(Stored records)
[Start]

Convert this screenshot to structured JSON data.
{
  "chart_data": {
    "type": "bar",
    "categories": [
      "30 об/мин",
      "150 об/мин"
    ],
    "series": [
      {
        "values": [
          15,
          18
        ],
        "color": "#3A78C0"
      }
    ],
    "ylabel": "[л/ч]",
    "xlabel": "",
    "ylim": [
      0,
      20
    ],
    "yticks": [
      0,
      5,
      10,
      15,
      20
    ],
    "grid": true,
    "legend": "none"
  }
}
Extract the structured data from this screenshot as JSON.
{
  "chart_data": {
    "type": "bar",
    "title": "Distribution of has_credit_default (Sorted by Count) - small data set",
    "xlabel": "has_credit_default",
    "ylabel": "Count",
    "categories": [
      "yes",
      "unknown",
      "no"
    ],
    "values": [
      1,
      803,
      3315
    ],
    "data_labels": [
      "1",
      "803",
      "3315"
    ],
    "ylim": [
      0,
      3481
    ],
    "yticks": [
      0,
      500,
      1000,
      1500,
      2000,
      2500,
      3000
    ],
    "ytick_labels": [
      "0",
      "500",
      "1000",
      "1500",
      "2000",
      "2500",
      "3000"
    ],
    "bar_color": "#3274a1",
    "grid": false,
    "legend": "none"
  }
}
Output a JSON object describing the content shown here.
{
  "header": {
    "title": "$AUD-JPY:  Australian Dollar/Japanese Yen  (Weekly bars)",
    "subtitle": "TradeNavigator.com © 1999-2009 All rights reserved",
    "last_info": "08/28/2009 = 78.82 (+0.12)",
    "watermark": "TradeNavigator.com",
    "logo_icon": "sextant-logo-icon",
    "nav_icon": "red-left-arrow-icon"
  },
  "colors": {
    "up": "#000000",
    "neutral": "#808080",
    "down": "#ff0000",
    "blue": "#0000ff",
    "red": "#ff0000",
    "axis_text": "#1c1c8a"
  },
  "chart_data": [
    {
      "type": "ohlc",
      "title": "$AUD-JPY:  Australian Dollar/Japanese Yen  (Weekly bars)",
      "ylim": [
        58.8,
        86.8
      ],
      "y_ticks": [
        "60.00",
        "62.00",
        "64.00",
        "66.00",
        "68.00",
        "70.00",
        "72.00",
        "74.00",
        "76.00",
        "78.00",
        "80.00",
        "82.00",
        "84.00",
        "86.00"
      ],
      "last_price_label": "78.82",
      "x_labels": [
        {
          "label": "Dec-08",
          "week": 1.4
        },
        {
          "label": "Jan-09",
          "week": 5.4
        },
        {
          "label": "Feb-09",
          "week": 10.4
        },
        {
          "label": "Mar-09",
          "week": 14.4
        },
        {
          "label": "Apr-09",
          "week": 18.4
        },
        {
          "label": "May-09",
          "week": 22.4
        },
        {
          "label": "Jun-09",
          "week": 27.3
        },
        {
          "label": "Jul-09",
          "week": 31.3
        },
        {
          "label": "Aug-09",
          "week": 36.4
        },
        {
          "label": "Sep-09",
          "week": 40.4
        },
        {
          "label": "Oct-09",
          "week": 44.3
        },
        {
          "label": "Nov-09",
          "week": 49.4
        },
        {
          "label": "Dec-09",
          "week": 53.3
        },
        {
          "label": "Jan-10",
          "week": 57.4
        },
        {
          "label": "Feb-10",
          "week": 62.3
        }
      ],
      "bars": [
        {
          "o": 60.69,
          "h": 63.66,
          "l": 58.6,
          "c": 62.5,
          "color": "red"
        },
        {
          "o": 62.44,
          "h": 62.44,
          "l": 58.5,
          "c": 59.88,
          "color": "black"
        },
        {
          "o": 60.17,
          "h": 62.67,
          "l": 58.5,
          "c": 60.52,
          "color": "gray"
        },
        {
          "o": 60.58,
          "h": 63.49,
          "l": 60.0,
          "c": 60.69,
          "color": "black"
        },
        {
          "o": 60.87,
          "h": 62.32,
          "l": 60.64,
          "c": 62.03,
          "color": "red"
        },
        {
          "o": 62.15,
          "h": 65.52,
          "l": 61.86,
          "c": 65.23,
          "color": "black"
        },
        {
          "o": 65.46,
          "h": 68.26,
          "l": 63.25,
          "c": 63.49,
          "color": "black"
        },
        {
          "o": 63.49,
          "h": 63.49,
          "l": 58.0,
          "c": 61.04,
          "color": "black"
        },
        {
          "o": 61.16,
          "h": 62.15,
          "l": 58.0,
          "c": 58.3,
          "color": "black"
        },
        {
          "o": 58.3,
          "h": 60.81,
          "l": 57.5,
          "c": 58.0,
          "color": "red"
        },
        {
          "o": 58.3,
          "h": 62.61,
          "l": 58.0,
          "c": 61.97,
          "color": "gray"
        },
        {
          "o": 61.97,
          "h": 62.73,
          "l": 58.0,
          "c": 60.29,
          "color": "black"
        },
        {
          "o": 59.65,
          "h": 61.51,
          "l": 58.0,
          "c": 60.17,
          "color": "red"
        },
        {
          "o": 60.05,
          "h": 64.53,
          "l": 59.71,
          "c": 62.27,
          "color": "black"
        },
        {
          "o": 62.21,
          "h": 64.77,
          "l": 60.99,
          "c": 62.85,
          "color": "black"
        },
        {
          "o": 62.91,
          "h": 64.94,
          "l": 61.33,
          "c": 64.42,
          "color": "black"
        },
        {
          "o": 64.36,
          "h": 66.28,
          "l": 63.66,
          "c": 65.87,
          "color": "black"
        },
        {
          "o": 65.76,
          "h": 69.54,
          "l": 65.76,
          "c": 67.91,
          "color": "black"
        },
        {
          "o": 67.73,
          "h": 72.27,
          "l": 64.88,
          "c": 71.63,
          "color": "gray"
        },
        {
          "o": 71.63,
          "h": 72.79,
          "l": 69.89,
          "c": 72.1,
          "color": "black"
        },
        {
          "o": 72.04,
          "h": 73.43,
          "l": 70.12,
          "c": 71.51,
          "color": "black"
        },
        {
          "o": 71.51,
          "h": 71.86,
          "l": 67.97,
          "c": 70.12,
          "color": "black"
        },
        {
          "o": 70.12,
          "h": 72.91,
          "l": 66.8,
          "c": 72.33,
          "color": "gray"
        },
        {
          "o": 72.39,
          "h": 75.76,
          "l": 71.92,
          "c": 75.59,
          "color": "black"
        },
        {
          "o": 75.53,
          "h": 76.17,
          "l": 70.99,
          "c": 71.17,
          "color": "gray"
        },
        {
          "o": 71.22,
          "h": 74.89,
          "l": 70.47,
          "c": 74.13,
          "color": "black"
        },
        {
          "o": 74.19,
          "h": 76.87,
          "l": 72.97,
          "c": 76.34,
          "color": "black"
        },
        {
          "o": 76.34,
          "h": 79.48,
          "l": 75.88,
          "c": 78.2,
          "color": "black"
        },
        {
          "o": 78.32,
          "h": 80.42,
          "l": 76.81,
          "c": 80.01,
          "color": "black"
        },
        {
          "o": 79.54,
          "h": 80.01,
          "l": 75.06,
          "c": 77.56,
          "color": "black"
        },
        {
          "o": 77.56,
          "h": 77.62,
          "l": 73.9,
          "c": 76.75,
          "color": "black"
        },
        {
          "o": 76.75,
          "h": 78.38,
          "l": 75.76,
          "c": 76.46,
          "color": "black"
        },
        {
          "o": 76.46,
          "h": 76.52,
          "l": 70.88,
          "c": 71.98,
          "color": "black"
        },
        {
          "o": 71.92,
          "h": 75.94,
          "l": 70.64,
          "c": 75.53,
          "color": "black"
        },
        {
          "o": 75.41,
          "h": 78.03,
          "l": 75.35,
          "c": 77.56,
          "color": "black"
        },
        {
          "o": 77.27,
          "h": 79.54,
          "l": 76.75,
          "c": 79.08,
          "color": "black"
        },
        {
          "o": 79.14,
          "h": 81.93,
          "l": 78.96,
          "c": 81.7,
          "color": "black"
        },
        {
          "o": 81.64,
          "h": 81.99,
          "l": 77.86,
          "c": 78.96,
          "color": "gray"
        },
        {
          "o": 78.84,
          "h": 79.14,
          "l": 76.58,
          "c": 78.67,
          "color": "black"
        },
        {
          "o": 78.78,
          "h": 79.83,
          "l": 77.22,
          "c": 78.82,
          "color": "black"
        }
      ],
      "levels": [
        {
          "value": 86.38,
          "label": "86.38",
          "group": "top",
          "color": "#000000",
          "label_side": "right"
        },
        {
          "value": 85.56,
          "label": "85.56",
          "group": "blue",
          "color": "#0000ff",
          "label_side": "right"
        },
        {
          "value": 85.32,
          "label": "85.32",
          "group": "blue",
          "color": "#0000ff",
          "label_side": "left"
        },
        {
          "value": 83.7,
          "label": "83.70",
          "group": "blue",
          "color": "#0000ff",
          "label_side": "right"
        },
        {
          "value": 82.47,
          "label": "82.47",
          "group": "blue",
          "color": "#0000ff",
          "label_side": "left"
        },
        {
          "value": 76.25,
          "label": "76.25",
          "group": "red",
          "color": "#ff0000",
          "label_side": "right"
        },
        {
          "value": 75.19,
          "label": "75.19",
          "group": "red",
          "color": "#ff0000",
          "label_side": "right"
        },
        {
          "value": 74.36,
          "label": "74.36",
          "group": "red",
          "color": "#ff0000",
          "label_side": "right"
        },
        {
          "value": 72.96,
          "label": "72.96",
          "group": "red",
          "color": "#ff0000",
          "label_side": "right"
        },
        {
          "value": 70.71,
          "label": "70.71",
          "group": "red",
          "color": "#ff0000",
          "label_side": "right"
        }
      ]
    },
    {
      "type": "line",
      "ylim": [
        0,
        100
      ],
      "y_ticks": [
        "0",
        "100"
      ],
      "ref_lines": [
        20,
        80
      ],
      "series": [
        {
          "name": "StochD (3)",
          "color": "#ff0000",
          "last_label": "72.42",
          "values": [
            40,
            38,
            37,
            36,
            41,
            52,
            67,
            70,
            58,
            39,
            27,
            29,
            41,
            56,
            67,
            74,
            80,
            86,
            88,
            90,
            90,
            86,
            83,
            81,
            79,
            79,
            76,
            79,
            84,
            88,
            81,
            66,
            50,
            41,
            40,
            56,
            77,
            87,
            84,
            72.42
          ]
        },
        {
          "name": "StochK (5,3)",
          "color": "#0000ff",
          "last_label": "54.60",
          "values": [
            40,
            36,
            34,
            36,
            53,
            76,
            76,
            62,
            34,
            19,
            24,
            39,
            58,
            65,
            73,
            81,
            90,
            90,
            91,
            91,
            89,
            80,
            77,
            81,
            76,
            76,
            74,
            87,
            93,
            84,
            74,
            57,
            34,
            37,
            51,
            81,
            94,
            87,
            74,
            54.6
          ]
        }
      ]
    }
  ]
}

[End]

Requirements: Which lines above hold the word "Japanese"? Copy each of them.

Solution for this problem:
    "title": "$AUD-JPY:  Australian Dollar/Japanese Yen  (Weekly bars)",
      "title": "$AUD-JPY:  Australian Dollar/Japanese Yen  (Weekly bars)",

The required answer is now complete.